### [Collected data]
□ □ □ □ □

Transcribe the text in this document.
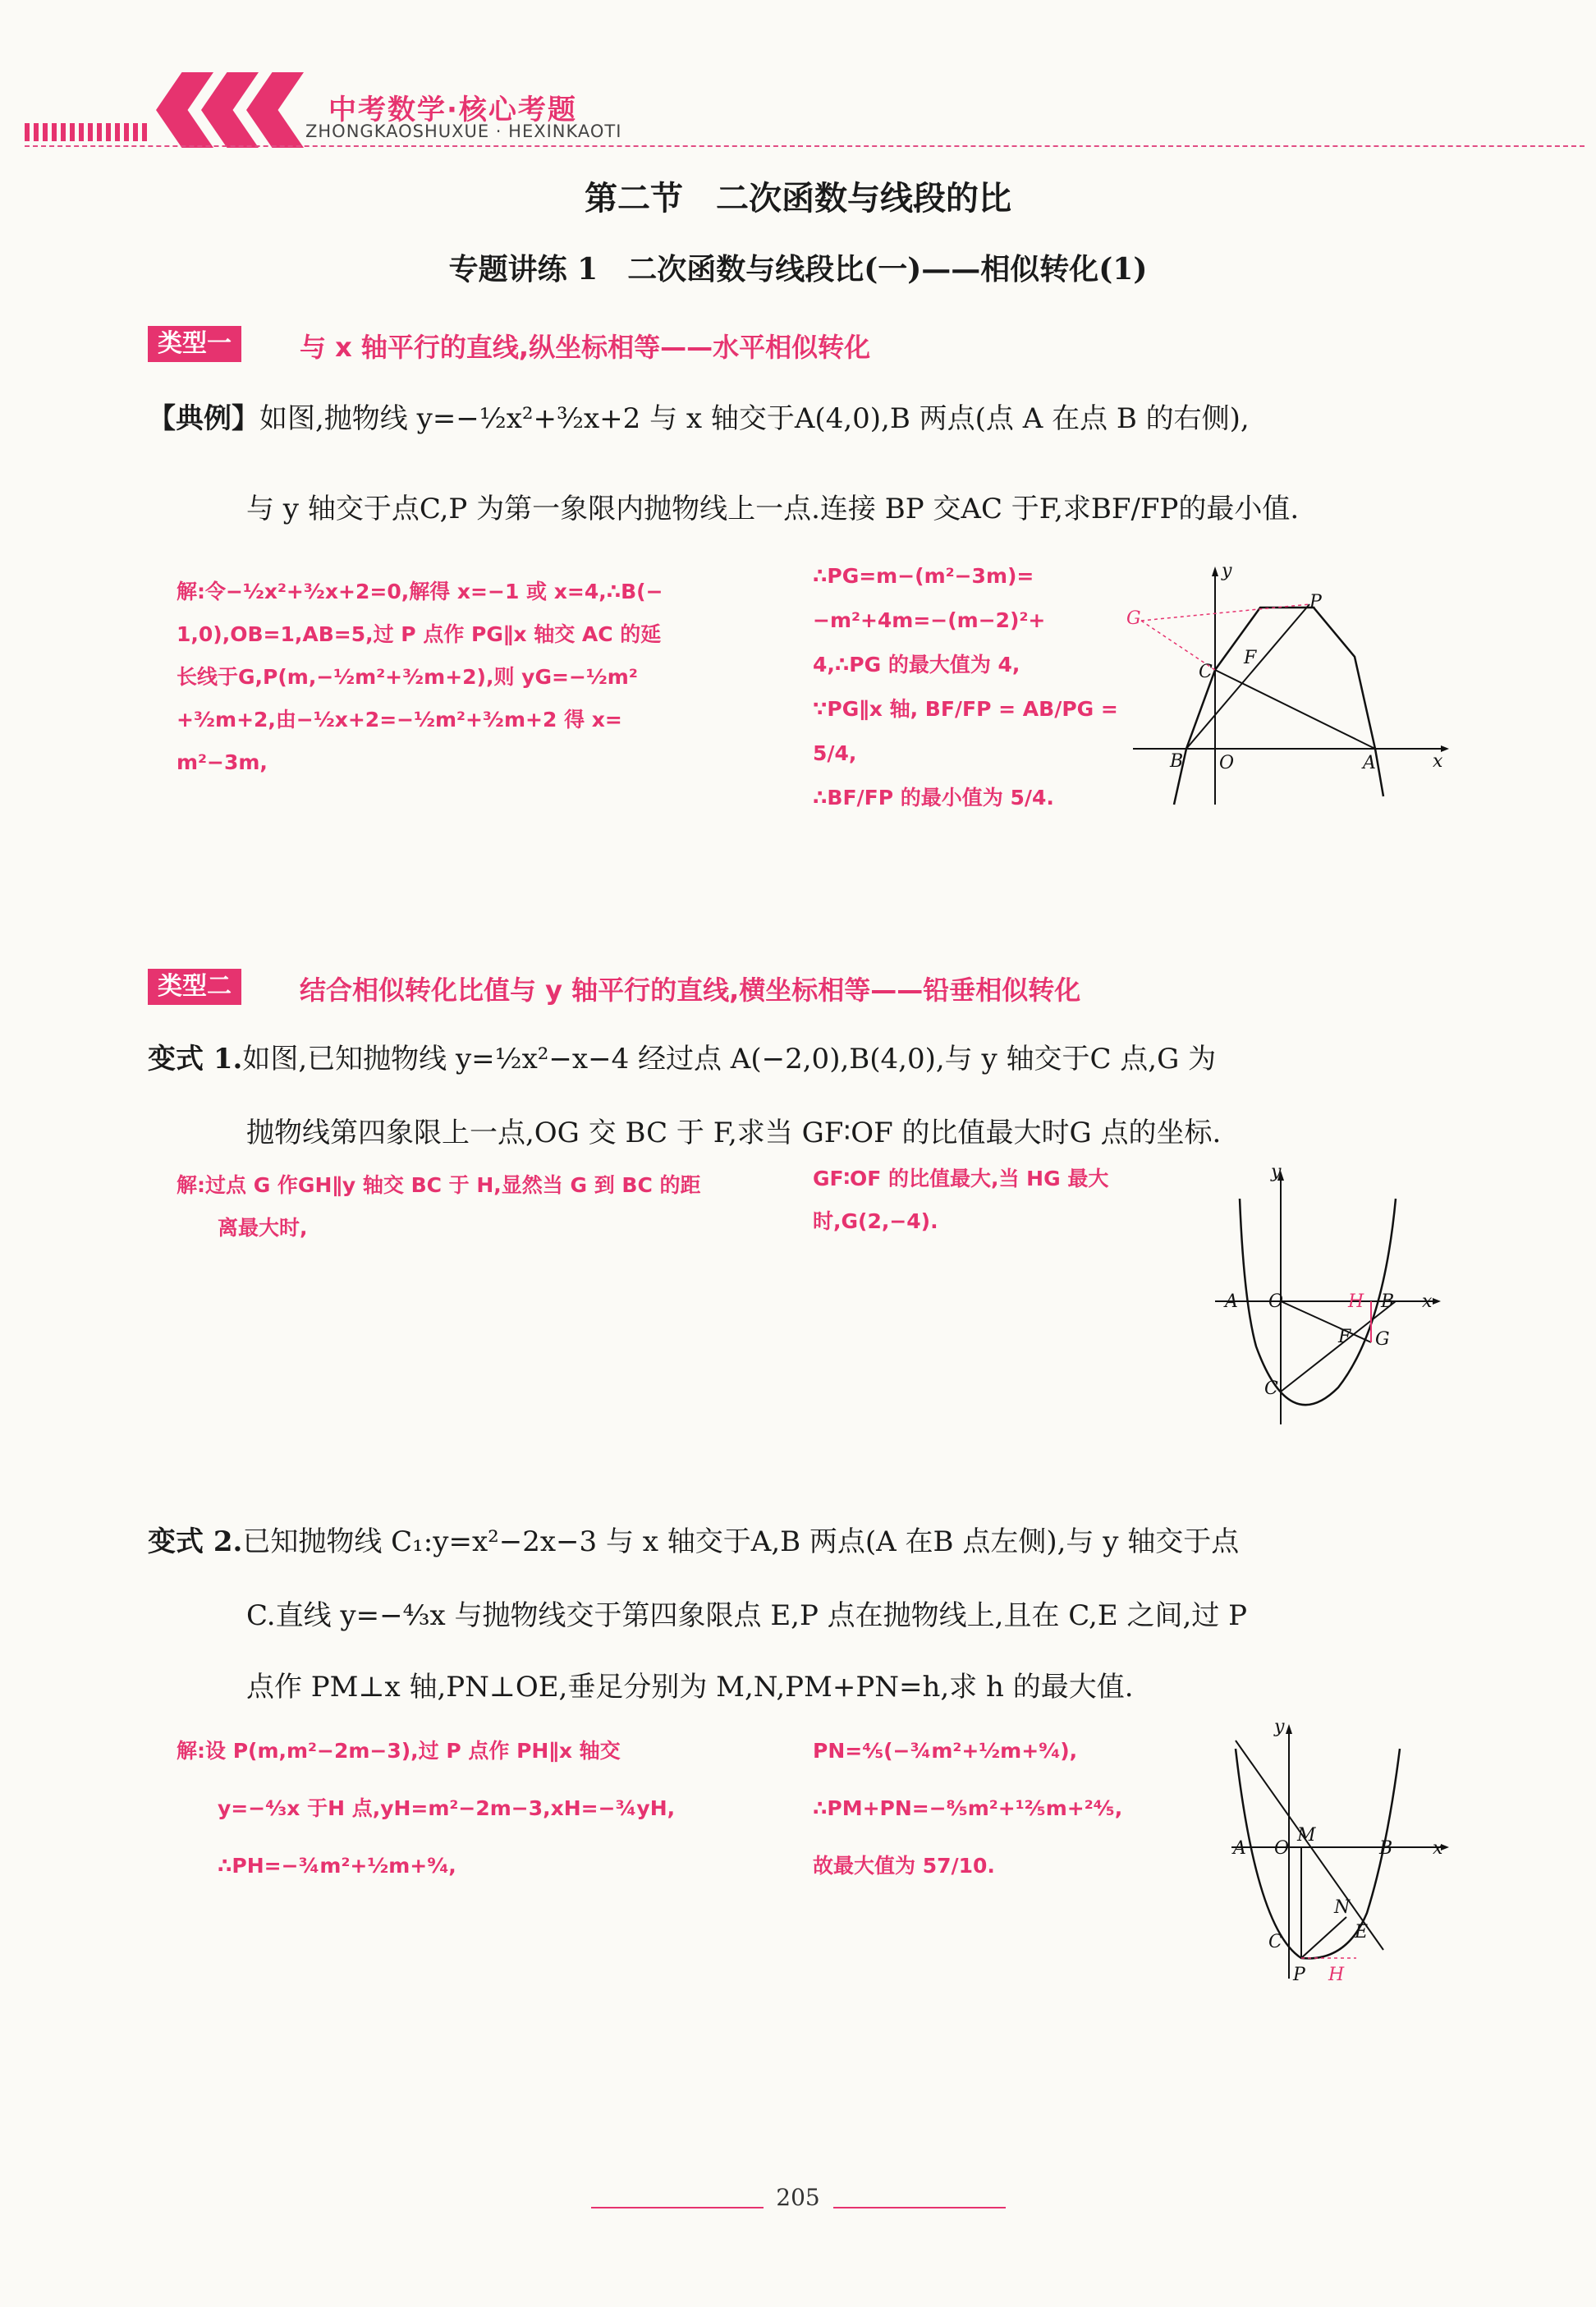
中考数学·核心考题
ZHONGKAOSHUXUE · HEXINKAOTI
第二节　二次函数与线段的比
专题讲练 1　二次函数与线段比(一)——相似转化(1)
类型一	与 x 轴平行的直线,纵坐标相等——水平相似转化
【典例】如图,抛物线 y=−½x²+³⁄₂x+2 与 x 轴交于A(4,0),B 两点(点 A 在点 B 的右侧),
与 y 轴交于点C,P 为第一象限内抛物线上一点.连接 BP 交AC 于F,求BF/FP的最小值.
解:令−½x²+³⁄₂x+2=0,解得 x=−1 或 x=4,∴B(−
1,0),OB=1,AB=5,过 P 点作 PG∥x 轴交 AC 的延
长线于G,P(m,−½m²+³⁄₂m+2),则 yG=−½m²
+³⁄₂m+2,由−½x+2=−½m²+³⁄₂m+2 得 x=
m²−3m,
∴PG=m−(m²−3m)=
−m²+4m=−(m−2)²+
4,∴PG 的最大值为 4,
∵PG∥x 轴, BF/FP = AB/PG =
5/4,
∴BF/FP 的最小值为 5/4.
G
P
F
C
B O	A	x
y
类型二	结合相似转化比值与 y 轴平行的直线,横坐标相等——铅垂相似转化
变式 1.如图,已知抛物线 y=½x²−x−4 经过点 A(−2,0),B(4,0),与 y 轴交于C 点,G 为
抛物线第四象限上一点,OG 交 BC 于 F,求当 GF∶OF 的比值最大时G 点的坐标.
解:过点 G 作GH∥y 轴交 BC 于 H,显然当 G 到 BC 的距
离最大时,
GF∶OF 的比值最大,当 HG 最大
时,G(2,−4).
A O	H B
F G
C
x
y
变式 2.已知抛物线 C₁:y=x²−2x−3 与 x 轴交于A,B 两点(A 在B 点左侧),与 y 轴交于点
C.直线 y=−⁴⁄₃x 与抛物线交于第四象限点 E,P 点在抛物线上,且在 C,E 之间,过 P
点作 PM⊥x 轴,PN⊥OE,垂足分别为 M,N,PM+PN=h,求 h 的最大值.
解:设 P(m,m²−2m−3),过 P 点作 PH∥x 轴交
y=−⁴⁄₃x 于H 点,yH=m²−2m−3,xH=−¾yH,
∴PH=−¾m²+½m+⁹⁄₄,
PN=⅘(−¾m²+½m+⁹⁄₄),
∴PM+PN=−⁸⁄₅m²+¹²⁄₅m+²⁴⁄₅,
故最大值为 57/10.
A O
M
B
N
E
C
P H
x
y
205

□ □ □ □ □

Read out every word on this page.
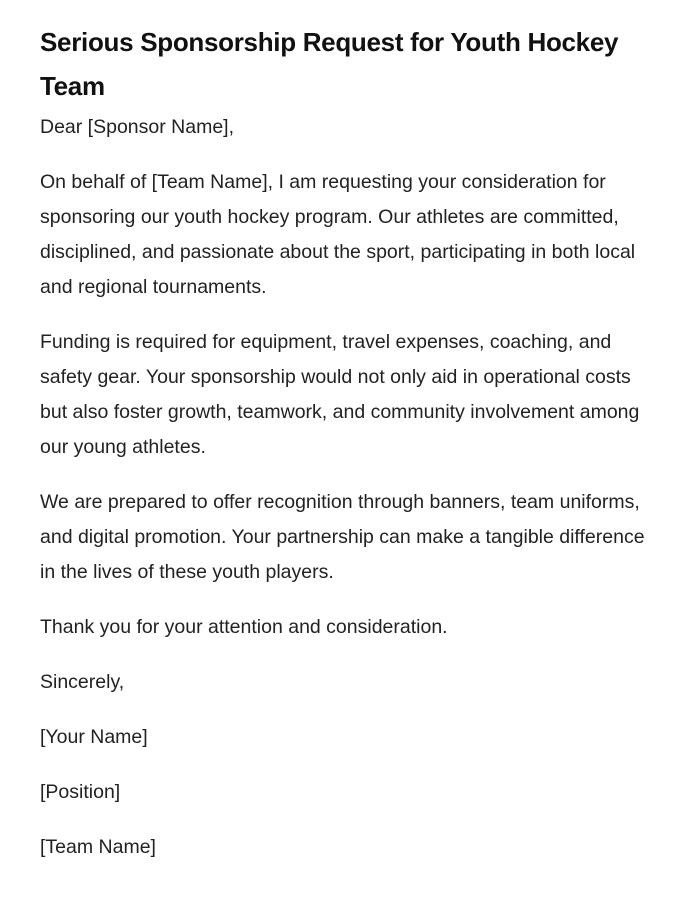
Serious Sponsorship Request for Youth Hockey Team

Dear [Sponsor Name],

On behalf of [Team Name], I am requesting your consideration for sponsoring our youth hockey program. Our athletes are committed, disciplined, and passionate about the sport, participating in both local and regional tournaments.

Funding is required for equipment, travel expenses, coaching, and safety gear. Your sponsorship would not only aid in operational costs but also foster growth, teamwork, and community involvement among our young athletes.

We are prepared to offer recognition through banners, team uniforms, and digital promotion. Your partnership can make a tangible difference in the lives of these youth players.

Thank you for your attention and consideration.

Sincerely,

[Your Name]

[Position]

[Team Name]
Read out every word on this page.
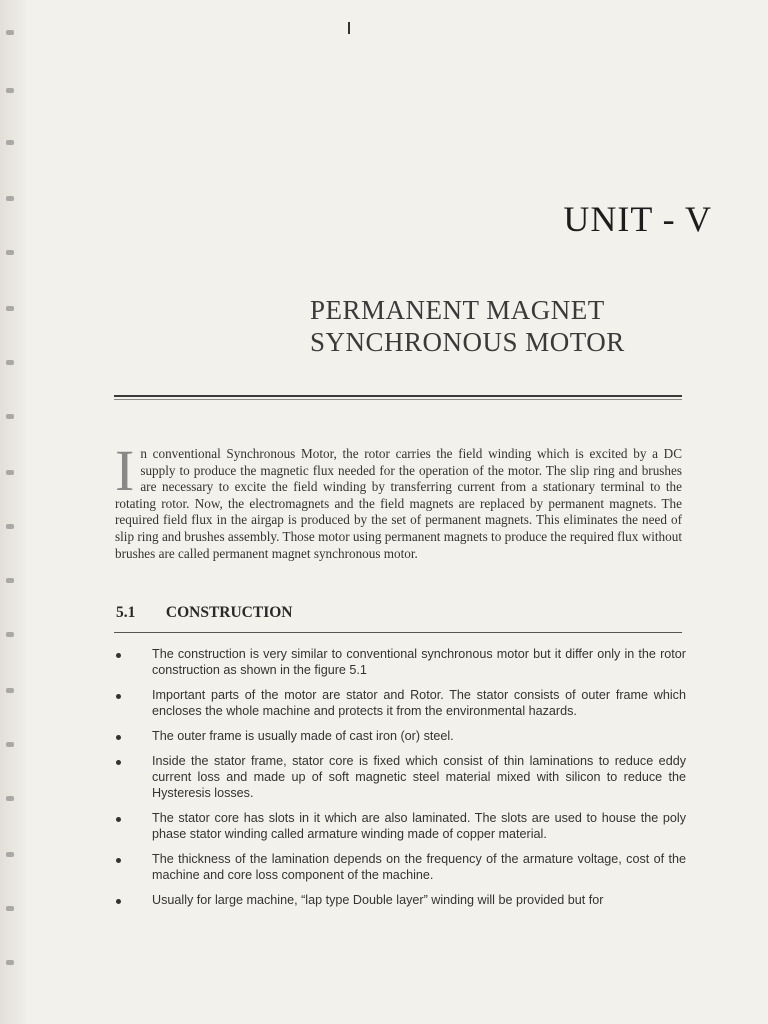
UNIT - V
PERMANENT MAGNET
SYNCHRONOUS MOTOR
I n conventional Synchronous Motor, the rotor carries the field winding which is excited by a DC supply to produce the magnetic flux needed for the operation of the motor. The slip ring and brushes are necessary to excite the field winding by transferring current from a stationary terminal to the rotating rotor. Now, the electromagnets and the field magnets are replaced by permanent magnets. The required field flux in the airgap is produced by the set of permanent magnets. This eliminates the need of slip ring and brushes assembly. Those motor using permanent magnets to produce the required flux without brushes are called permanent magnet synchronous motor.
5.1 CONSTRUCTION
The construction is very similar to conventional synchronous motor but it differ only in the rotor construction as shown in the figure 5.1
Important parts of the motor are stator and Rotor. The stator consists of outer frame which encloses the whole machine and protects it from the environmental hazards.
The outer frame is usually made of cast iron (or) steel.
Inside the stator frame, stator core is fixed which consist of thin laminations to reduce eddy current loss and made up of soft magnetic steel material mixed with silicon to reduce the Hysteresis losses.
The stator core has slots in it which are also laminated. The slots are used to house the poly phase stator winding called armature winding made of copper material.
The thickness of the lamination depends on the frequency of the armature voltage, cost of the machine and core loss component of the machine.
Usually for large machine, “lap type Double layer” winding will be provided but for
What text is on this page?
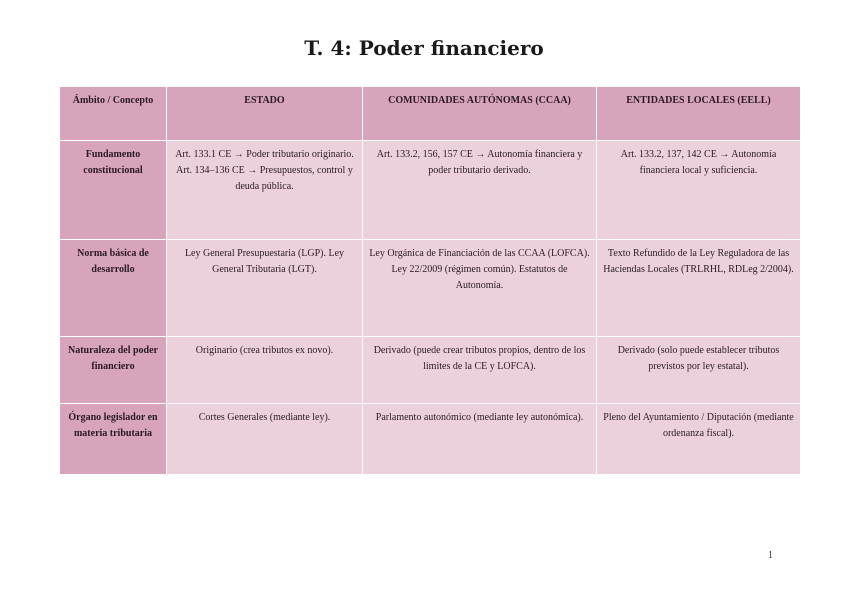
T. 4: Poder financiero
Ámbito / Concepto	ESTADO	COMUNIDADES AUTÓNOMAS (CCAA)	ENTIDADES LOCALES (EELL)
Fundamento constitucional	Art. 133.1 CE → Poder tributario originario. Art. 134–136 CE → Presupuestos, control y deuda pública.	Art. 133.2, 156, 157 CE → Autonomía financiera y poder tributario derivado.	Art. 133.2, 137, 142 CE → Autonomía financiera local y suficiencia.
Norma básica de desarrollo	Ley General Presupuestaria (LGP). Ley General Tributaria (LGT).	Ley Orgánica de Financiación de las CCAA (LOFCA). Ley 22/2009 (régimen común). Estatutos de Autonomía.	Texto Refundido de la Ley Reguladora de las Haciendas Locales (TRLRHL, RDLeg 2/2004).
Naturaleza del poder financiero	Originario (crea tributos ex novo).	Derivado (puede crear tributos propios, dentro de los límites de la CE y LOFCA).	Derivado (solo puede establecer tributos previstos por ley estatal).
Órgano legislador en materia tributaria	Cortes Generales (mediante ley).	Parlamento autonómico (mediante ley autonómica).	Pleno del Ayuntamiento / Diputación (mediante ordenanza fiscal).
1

□ □ □ □ □

Count the lines in the records above that contain the word "called", and give only that number.

2